### [WHAT IS EXPECTED]
Images do not belong in the copy. Retype all the entries below exactly.

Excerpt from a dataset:
----

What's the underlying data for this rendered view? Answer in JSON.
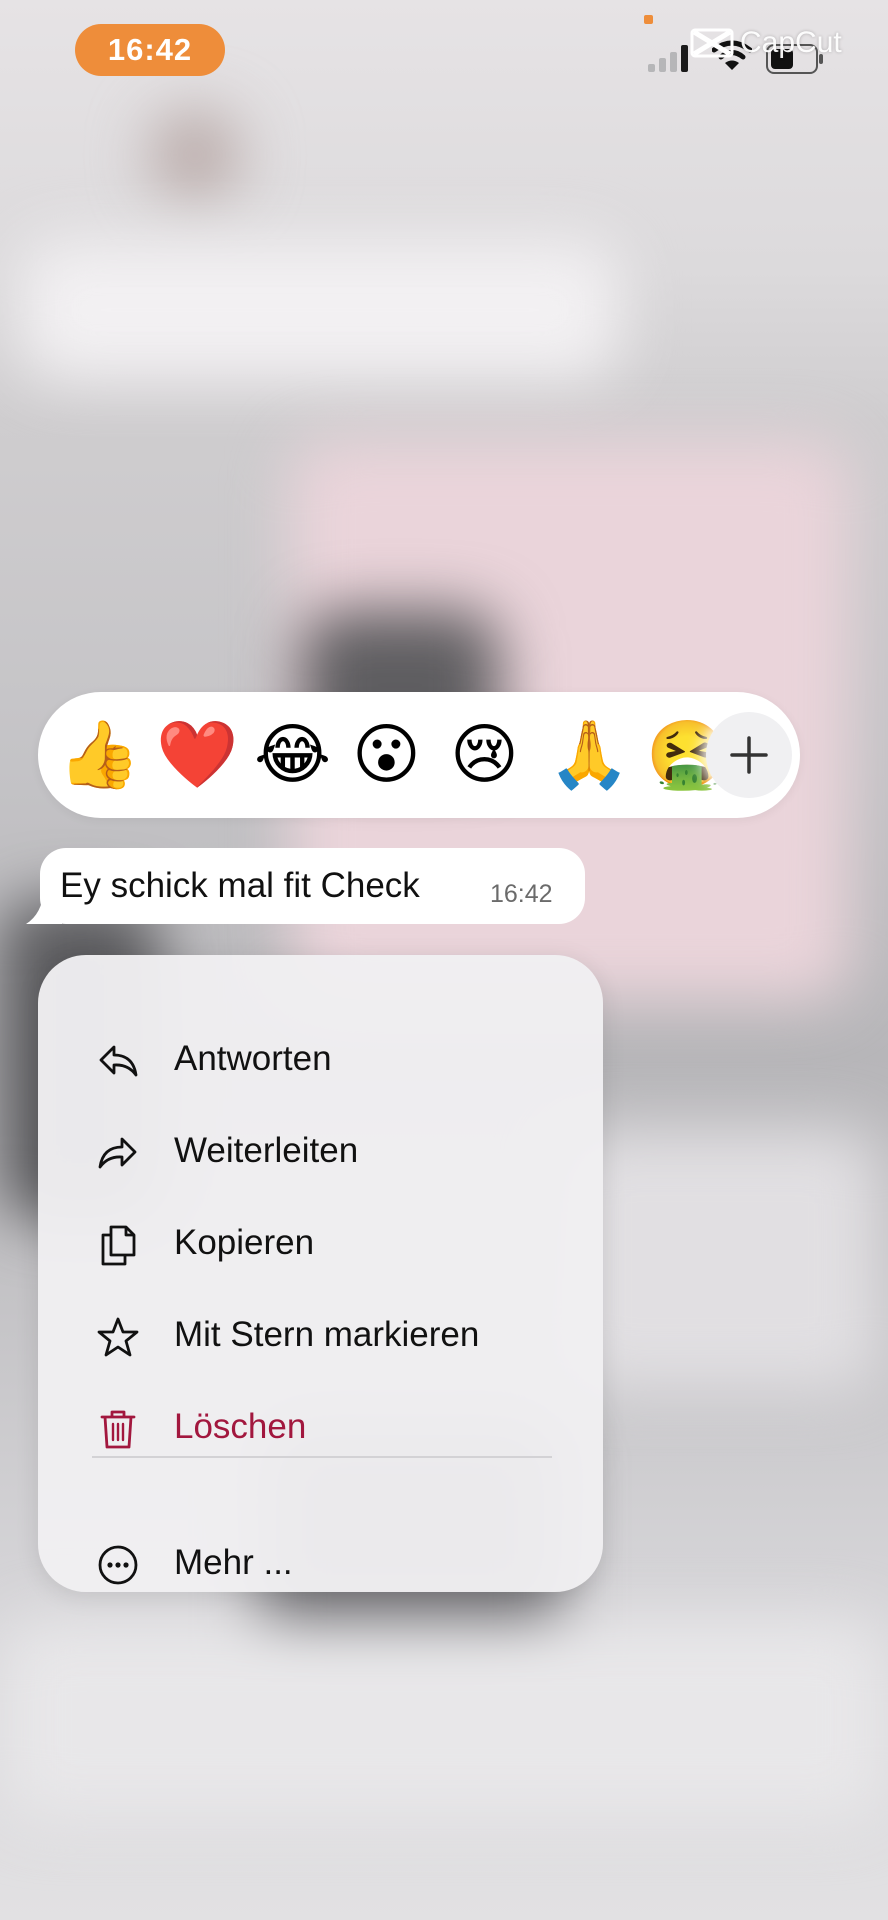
{
  "status_bar": {
    "time": "16:42",
    "watermark": "CapCut",
    "accent_color": "#ee8d3a"
  },
  "reactions": {
    "emojis": [
      {
        "icon": "thumbs-up",
        "glyph": "👍"
      },
      {
        "icon": "red-heart",
        "glyph": "❤️"
      },
      {
        "icon": "tears-of-joy",
        "glyph": "😂"
      },
      {
        "icon": "surprised-face",
        "glyph": "😮"
      },
      {
        "icon": "crying-face",
        "glyph": "😢"
      },
      {
        "icon": "folded-hands",
        "glyph": "🙏"
      },
      {
        "icon": "vomiting-face",
        "glyph": "🤮"
      }
    ],
    "more_icon": "plus-icon"
  },
  "message": {
    "text": "Ey schick mal fit Check",
    "time": "16:42"
  },
  "menu": {
    "items": [
      {
        "label": "Antworten",
        "icon": "reply-icon"
      },
      {
        "label": "Weiterleiten",
        "icon": "forward-icon"
      },
      {
        "label": "Kopieren",
        "icon": "copy-icon"
      },
      {
        "label": "Mit Stern markieren",
        "icon": "star-icon"
      },
      {
        "label": "Löschen",
        "icon": "trash-icon",
        "color": "#a2173e"
      },
      {
        "label": "Mehr ...",
        "icon": "more-icon"
      }
    ]
  }
}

----

### [SOLUTION TO THIS TASK]
What's the underlying data for this rendered view? Answer in JSON.
{
  "status_bar": {
    "time": "16:42",
    "watermark": "CapCut",
    "accent_color": "#ee8d3a"
  },
  "reactions": {
    "emojis": [
      {
        "icon": "thumbs-up",
        "glyph": "👍"
      },
      {
        "icon": "red-heart",
        "glyph": "❤️"
      },
      {
        "icon": "tears-of-joy",
        "glyph": "😂"
      },
      {
        "icon": "surprised-face",
        "glyph": "😮"
      },
      {
        "icon": "crying-face",
        "glyph": "😢"
      },
      {
        "icon": "folded-hands",
        "glyph": "🙏"
      },
      {
        "icon": "vomiting-face",
        "glyph": "🤮"
      }
    ],
    "more_icon": "plus-icon"
  },
  "message": {
    "text": "Ey schick mal fit Check",
    "time": "16:42"
  },
  "menu": {
    "items": [
      {
        "label": "Antworten",
        "icon": "reply-icon"
      },
      {
        "label": "Weiterleiten",
        "icon": "forward-icon"
      },
      {
        "label": "Kopieren",
        "icon": "copy-icon"
      },
      {
        "label": "Mit Stern markieren",
        "icon": "star-icon"
      },
      {
        "label": "Löschen",
        "icon": "trash-icon",
        "color": "#a2173e"
      },
      {
        "label": "Mehr ...",
        "icon": "more-icon"
      }
    ]
  }
}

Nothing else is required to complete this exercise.